CONSIGNES:
• a. Recopiez fidèlement le passage de l'extrait sur les romances de Noël allant de « Le marché de » jusqu'à « de fin d’année. » inclus.
• b. D'après l'extrait sur les romances de Noël, les affirmations suivantes sont-elles exactes ? Répondez par oui ou par non à chacune, en citant mot pour mot les termes qui tranchent.
(i) La littérature de romance représente 7 à 10 % des ventes de livres.
(ii) Louane est une documentaliste de 30 ans.
(iii) Julie et ses amies regardent les téléfilms de Noël ensemble dans une salle de cinéma.
• c. Poursuivez le texte sur les romances et les téléfilms de Noël après sa dernière phrase.

EXTRAIT:
+ + + +

Le marché de la littérature de romance a explosé en quelques années, jusqu’à représenter 7 à 10% des ventes de livres. Et depuis quelques années, ces livres d’amour se sont enrichis d’un sous-genre saisonnier : les romances ayant pour cadre les fêtes de fin d’année.
Pour Julie, la trentaine, c’est un rituel : chaque année, les chaînes de télévision et les plateformes de streaming – Netflix en tête – sortent des téléfilms de Noël par dizaines, et elle ne raterait ce moment pour rien au monde. Un style de récits très codifié, à l’esthétique mêlant neige, gros pulls et célébration des valeurs familiales le temps des fêtes. « Chaque année, à partir de novembre, on se fait des watch party en ligne sur Discord. On se réunit à plusieurs copines et on regarde ces films en rigolant et en discutant. » Louane, documentaliste de 28 ans, a la même tradition. « C’est vraiment super kitsch, mais on joue avec le fait que les clichés sont très ancrés, on fait des grilles de bingo à cocher… Et puis, c’est un type de films qui évoque les vacances, la famille, le repos, la fin d’année… C’est du feelgood facile, mais ça reste du feelgood. »

+ + + +

RELEVÉS EXTRAITS:
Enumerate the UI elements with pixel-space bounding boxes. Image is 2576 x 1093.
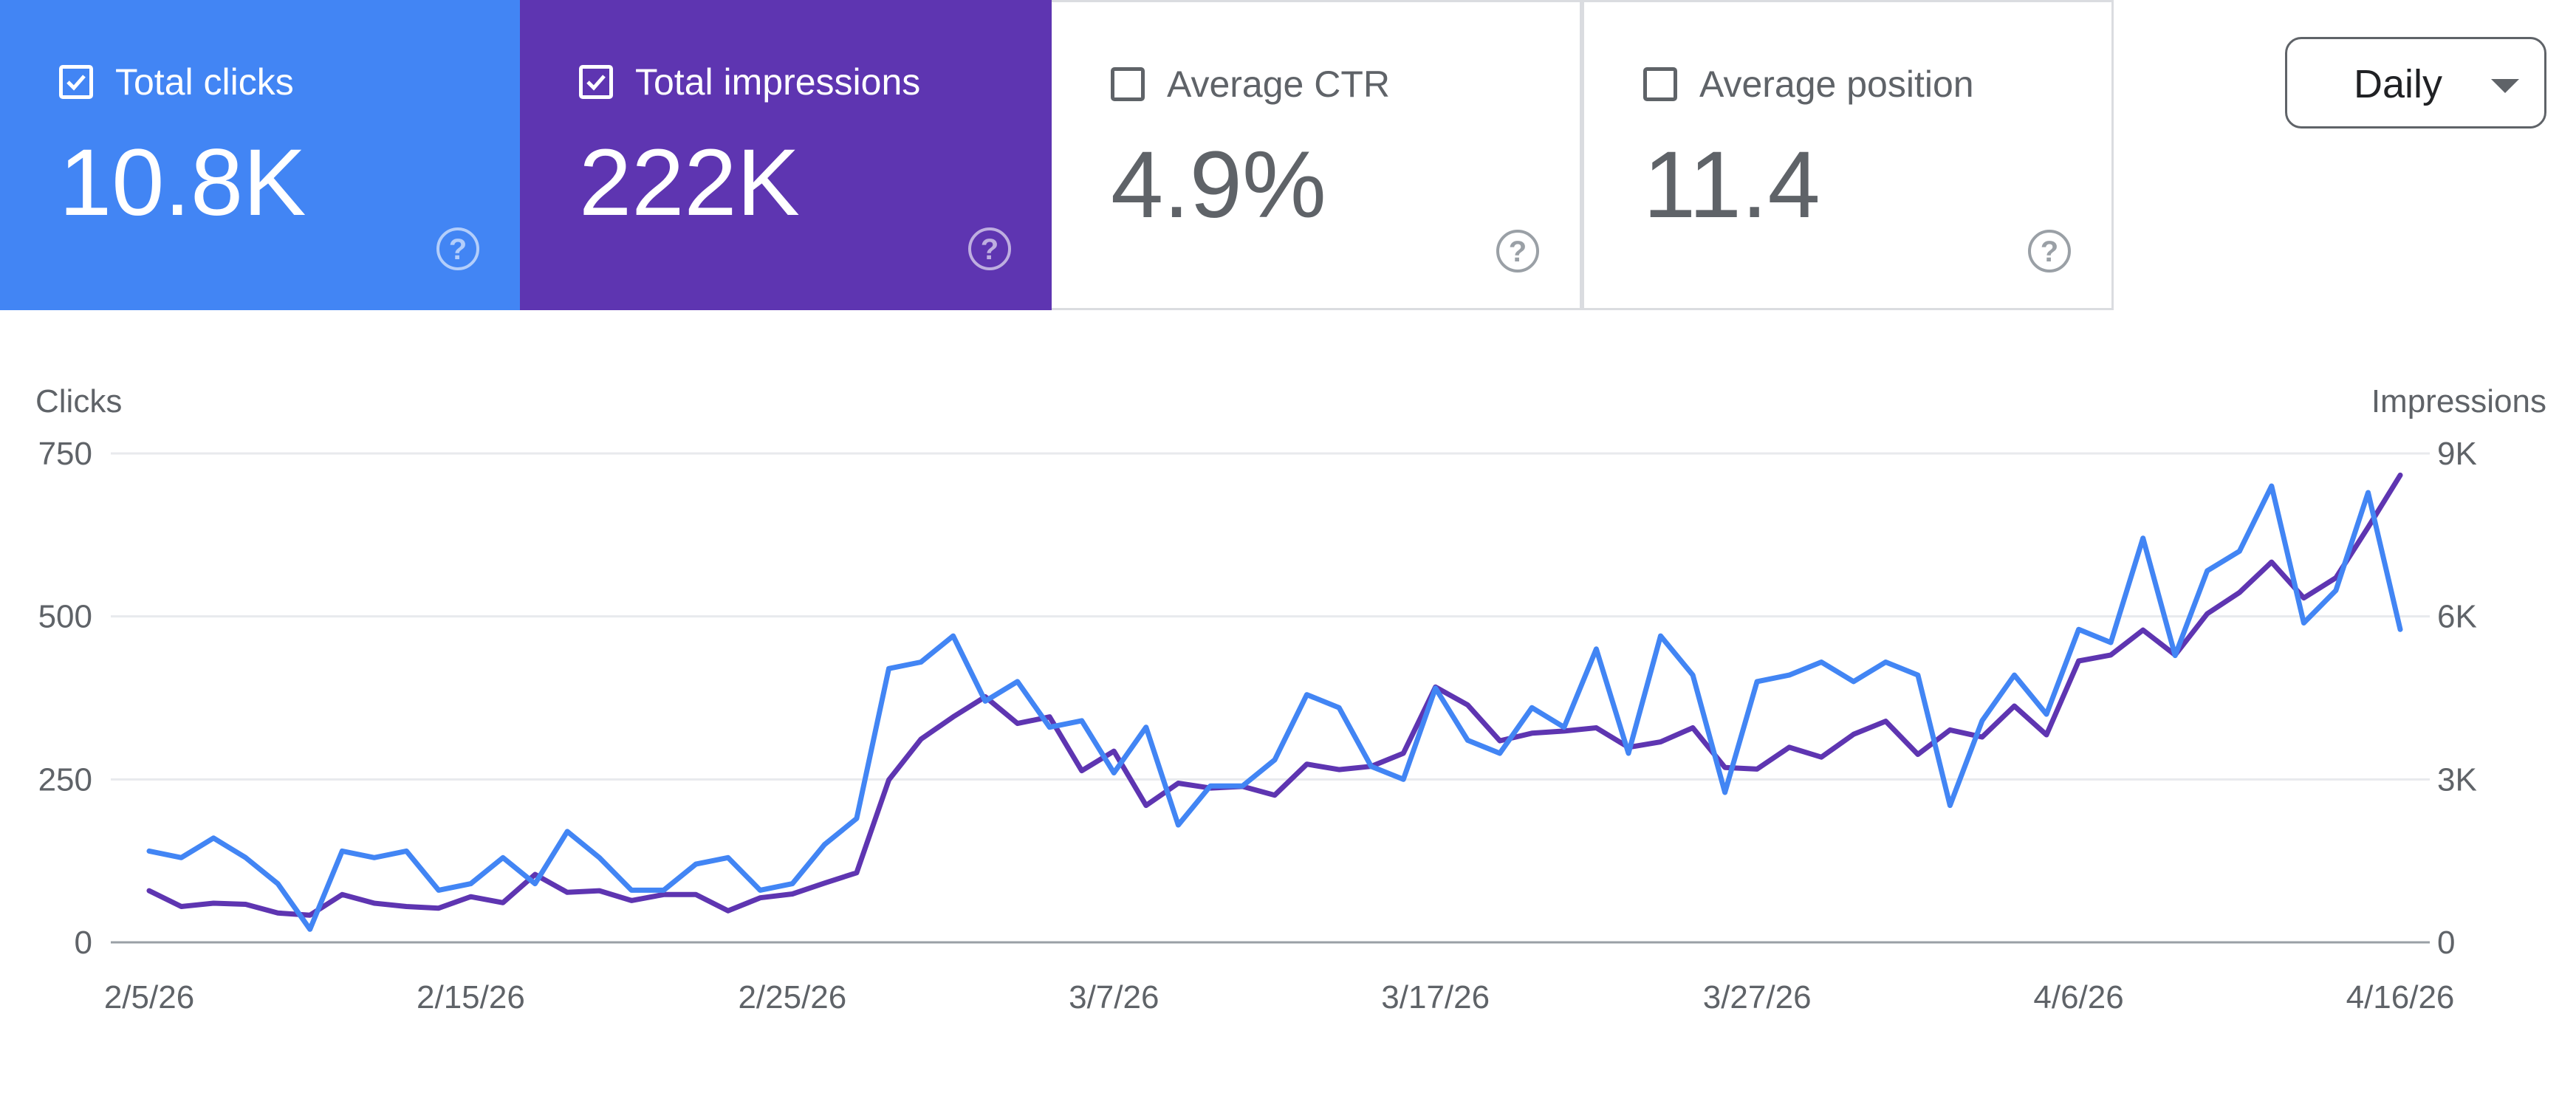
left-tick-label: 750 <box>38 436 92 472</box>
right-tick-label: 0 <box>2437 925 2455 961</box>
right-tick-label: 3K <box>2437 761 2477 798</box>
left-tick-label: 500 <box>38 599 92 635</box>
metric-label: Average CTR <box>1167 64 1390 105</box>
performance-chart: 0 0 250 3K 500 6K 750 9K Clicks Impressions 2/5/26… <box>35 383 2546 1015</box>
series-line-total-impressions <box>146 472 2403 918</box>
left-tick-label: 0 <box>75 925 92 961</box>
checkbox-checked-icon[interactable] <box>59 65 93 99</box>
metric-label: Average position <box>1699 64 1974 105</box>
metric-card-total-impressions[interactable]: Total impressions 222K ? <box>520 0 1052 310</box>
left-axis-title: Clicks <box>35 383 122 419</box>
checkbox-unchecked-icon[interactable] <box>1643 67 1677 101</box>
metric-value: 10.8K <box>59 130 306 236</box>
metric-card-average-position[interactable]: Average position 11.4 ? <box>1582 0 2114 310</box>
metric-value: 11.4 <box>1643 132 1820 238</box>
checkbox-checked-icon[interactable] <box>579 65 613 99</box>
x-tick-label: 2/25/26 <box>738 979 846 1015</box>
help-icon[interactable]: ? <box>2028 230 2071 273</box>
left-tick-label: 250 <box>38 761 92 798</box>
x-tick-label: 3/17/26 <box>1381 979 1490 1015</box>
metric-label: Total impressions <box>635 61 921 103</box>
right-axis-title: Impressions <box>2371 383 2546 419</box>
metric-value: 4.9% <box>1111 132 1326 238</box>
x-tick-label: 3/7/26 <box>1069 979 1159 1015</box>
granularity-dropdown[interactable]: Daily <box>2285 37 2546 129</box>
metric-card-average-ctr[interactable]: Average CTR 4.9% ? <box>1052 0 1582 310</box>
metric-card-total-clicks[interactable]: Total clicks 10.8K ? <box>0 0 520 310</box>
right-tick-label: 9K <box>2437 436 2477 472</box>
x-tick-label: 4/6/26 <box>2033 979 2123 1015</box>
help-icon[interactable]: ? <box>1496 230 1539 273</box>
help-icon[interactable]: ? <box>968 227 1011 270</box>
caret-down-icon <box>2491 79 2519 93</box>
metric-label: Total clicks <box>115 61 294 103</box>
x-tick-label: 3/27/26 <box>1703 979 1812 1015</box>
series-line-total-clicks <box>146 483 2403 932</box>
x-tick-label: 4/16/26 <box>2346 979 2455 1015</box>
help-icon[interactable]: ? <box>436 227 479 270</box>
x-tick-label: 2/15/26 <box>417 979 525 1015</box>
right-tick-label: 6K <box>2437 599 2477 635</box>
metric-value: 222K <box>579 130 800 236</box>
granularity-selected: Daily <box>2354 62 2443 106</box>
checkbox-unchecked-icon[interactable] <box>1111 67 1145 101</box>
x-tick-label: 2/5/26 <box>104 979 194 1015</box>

+ + + +

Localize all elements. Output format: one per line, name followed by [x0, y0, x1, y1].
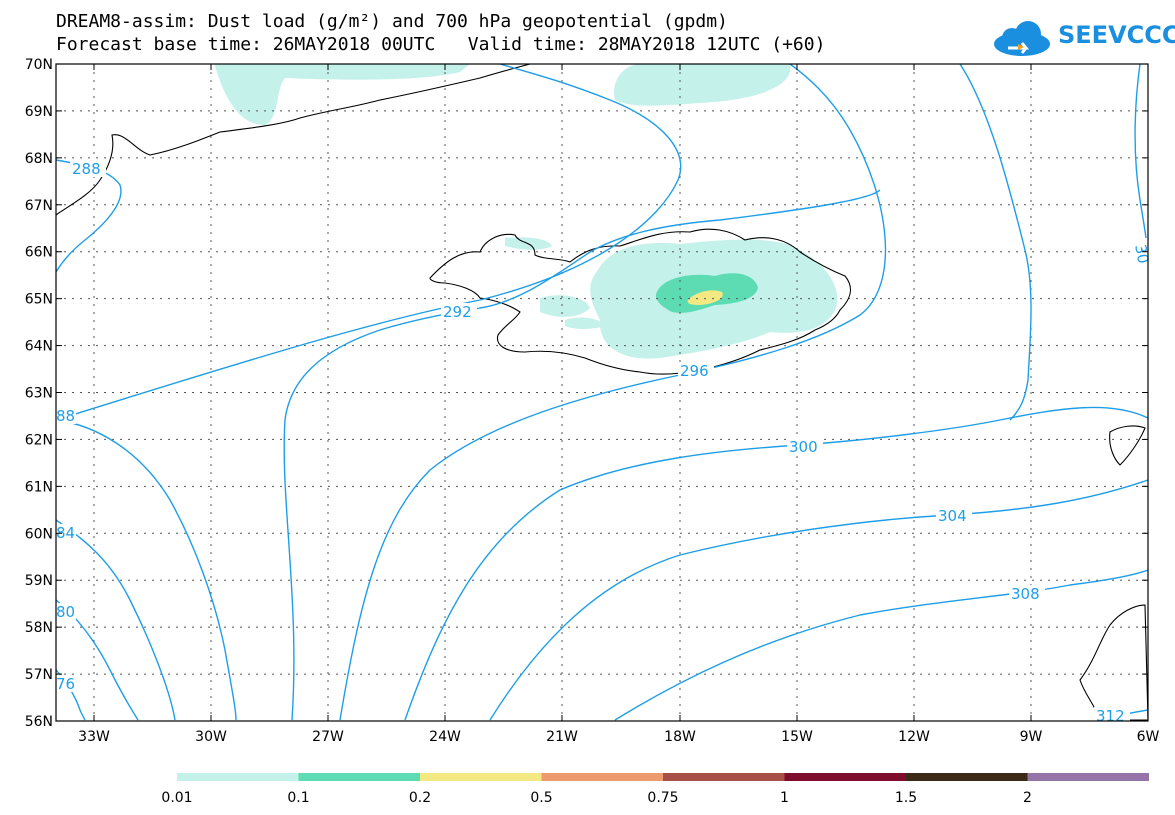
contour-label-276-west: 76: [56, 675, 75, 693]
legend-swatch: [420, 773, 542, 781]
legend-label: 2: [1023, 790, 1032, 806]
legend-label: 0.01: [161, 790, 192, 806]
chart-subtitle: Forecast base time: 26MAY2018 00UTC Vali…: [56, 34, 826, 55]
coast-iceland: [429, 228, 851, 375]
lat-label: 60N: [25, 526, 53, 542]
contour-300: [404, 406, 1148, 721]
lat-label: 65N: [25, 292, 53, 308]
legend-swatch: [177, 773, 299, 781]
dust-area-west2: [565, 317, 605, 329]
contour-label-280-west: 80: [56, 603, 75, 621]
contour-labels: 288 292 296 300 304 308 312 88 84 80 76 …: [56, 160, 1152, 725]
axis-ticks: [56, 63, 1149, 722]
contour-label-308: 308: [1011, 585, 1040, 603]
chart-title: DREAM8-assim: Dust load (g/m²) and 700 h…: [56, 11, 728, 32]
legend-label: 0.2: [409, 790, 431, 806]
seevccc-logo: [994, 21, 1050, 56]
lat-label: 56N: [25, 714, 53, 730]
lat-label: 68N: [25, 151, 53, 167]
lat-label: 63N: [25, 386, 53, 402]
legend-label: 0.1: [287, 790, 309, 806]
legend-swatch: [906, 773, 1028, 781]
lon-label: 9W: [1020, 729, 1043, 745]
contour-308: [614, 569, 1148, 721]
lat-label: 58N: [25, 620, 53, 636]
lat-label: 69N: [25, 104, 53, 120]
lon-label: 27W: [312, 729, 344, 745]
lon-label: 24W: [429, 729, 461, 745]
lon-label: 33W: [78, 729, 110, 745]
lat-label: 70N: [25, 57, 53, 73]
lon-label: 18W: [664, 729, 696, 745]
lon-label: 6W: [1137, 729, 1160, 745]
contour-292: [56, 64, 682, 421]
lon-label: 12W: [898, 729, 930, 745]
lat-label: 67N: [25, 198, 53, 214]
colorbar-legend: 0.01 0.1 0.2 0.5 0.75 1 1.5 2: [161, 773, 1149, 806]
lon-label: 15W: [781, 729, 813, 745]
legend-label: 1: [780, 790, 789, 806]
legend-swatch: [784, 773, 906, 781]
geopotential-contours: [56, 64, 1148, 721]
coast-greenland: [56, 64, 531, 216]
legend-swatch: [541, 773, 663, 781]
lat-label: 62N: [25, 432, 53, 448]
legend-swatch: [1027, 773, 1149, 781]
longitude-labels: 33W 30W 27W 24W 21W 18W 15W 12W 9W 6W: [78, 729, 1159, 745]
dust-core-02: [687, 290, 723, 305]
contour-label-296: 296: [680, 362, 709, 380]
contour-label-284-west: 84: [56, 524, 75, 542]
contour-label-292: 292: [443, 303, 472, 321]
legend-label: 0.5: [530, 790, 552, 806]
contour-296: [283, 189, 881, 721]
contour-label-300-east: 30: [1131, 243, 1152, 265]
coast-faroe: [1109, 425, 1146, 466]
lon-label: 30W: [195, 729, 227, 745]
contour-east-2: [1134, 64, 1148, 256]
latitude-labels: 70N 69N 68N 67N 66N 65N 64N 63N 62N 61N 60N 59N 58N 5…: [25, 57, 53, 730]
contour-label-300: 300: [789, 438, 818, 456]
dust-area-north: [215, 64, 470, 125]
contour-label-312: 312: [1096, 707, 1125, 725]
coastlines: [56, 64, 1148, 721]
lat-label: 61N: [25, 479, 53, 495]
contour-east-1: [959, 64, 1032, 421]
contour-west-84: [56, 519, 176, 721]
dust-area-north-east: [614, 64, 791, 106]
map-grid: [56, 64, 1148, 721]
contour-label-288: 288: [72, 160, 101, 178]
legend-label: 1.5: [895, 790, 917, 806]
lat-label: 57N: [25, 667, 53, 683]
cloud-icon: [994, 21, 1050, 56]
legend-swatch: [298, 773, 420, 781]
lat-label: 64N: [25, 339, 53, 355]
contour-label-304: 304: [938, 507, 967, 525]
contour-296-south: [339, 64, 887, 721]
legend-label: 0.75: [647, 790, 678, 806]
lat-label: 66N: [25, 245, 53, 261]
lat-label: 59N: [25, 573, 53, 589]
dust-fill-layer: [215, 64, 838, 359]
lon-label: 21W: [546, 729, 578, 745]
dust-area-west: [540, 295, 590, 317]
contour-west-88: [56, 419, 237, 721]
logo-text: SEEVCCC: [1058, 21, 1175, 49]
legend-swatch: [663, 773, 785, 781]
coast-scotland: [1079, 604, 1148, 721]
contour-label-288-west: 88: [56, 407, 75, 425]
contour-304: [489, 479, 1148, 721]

+ + + +

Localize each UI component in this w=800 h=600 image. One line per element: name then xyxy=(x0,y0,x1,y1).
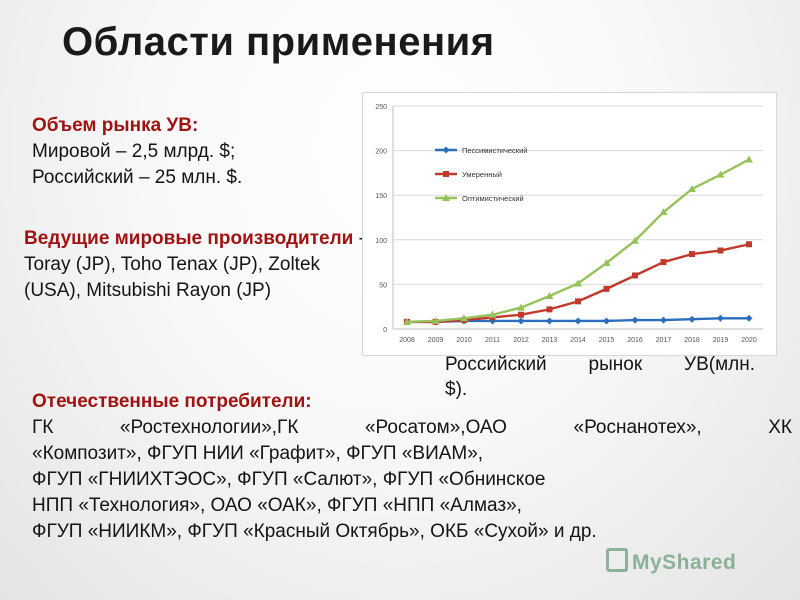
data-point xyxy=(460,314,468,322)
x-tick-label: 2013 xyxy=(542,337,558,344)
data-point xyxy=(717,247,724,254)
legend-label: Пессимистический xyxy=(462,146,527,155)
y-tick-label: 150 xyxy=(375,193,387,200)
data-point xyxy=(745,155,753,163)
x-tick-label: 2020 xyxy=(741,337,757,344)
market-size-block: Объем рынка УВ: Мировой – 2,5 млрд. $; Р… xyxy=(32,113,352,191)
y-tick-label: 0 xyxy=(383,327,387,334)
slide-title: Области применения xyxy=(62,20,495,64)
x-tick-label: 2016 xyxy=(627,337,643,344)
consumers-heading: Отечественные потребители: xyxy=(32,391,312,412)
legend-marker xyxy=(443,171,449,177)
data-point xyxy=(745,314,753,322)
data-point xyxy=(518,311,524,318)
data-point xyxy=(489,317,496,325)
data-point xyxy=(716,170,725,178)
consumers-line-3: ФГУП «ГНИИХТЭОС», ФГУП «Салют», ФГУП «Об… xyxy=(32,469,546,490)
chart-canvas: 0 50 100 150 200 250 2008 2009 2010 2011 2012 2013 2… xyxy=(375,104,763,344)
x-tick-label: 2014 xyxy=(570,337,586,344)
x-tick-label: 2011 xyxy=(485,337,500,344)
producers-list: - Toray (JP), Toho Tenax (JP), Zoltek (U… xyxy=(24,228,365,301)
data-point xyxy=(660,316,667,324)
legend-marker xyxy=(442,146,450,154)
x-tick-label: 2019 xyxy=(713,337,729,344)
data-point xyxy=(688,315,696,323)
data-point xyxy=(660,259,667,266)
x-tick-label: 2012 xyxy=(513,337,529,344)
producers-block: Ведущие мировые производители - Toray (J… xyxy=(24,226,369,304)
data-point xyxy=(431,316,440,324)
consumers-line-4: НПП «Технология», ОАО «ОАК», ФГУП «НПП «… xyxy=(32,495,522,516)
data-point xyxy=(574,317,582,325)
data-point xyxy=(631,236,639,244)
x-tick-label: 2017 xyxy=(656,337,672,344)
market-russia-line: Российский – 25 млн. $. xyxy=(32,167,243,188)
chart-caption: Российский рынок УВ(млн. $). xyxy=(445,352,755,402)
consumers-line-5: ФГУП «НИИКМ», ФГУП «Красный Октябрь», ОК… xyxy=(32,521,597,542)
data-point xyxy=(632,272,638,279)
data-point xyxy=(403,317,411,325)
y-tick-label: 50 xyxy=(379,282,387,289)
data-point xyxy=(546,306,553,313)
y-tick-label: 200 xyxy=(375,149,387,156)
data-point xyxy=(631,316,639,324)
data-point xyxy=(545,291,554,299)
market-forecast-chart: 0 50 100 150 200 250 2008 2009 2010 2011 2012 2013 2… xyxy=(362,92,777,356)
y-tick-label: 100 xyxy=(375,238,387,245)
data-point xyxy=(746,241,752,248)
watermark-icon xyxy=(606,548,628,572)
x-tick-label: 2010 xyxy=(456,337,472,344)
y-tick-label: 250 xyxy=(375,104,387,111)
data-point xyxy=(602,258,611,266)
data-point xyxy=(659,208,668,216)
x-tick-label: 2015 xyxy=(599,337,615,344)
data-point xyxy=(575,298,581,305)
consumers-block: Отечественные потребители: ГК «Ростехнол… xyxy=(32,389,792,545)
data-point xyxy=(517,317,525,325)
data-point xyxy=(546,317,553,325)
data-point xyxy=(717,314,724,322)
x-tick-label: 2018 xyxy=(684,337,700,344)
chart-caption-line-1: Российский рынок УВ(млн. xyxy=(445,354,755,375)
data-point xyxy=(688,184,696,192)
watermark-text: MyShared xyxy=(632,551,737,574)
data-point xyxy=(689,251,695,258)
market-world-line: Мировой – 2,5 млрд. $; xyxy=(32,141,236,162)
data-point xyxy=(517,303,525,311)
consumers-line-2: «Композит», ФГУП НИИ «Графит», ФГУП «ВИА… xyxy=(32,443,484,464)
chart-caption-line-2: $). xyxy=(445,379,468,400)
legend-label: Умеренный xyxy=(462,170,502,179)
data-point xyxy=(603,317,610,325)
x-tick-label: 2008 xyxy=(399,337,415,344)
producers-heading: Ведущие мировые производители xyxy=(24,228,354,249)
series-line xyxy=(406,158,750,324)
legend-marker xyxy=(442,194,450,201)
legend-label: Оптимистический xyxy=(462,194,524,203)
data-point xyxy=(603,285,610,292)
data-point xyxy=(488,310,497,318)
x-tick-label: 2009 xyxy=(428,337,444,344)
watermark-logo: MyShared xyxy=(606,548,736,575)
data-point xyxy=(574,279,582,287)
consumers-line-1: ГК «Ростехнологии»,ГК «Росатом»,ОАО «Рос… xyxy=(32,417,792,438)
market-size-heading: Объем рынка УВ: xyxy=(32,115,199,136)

+ + + +

RÉPONSES SUCCESSIVES:
• a.
Le marché de la littérature de romance a explosé en quelques années, jusqu’à représenter 7 à 10% des ventes de livres. Et depuis quelques années, ces livres d’amour se sont enrichis d’un sous-genre saisonnier : les romances ayant pour cadre les fêtes de fin d’année.

• b.
(i) Oui : « jusqu’à représenter 7 à 10% des ventes de livres ».
(ii) Non : « Louane, documentaliste de 28 ans ».
(iii) Non : « on se fait des watch party en ligne sur Discord ».

• c.
Un sentiment partagé par les participants à une étude universitaire de 2022, qui identifiaient trois facteurs de succès majeurs pour ce type de productions : un amour sincère pour l’hiver et la période des fêtes, une ambiance hors du temps et éloignée des soucis du quotidien, et le fait d’avoir une trame légère et stéréotypée, avec la garantie d’un happy ending réconfortant. De fait, le film de Noël est une industrie qui roule, avec des studios et même des chaînes de télévision spécialisées. Mais, depuis quelques années, cette tendance se décline également en librairie, avec l’apparition de rayonnages entiers liés à la Christmas Romance.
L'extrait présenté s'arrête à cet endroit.